(Material supplied Opens)

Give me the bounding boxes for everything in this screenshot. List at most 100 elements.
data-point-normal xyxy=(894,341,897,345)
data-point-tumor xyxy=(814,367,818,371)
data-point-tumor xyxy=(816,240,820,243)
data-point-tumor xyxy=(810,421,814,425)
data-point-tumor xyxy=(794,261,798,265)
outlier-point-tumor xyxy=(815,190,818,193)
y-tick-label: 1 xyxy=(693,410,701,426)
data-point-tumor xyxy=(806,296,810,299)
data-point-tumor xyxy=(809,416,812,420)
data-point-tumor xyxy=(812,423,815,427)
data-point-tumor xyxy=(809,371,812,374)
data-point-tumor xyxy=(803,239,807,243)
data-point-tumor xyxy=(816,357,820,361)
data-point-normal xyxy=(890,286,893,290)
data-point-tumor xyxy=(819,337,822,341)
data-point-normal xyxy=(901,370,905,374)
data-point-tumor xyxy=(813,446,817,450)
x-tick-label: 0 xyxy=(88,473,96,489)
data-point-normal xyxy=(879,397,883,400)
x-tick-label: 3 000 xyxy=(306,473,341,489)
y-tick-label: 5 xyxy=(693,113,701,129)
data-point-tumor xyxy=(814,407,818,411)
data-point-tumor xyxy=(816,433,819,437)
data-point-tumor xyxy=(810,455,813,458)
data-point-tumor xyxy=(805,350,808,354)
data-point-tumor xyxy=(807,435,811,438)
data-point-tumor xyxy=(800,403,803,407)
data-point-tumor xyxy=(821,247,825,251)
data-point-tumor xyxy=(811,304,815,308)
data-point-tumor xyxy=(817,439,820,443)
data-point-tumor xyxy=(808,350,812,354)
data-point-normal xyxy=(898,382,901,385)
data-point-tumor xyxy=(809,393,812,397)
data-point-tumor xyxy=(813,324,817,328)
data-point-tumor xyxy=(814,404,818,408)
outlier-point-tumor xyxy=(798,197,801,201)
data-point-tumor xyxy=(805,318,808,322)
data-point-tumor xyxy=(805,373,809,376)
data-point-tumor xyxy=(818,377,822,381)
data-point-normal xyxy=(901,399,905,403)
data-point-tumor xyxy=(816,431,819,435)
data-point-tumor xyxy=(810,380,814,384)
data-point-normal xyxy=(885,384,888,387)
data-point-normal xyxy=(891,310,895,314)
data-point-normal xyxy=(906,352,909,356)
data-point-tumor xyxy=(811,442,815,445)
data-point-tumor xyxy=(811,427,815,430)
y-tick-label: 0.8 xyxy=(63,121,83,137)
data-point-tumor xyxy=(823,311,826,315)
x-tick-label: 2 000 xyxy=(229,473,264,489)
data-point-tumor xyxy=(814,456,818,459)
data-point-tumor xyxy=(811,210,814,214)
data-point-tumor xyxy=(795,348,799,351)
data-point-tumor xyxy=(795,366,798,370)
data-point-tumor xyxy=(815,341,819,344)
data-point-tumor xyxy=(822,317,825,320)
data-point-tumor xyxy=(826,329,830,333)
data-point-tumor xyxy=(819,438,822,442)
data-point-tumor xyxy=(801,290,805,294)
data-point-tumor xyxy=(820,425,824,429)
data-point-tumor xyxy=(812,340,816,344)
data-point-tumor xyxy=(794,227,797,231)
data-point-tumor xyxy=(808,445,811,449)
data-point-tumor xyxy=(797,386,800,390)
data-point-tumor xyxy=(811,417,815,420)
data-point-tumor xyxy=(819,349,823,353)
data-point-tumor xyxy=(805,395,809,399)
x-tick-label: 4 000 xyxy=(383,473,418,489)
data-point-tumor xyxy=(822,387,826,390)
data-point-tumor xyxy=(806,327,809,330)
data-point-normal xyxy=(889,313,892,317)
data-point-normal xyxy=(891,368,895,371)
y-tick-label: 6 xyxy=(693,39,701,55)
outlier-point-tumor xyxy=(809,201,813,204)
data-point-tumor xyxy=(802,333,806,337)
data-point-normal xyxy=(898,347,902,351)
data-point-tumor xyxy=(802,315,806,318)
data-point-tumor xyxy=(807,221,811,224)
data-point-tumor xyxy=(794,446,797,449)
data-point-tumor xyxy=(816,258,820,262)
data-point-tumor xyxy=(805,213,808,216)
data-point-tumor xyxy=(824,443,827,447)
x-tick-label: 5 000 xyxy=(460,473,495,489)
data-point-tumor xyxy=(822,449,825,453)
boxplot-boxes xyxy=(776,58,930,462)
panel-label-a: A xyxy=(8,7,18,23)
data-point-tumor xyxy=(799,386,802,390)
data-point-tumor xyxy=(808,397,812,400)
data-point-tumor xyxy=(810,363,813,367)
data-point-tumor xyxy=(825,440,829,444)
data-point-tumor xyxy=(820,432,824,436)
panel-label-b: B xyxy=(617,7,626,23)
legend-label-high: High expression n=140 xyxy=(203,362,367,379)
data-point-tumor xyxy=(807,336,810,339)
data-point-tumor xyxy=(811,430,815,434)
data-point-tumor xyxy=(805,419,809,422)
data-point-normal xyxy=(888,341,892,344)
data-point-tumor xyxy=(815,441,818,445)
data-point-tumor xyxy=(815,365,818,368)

(Material supplied Closes)

** Exercise **
A single figure is the whole answer here: the number of lines in the records above that include "tick".

** Your response **
9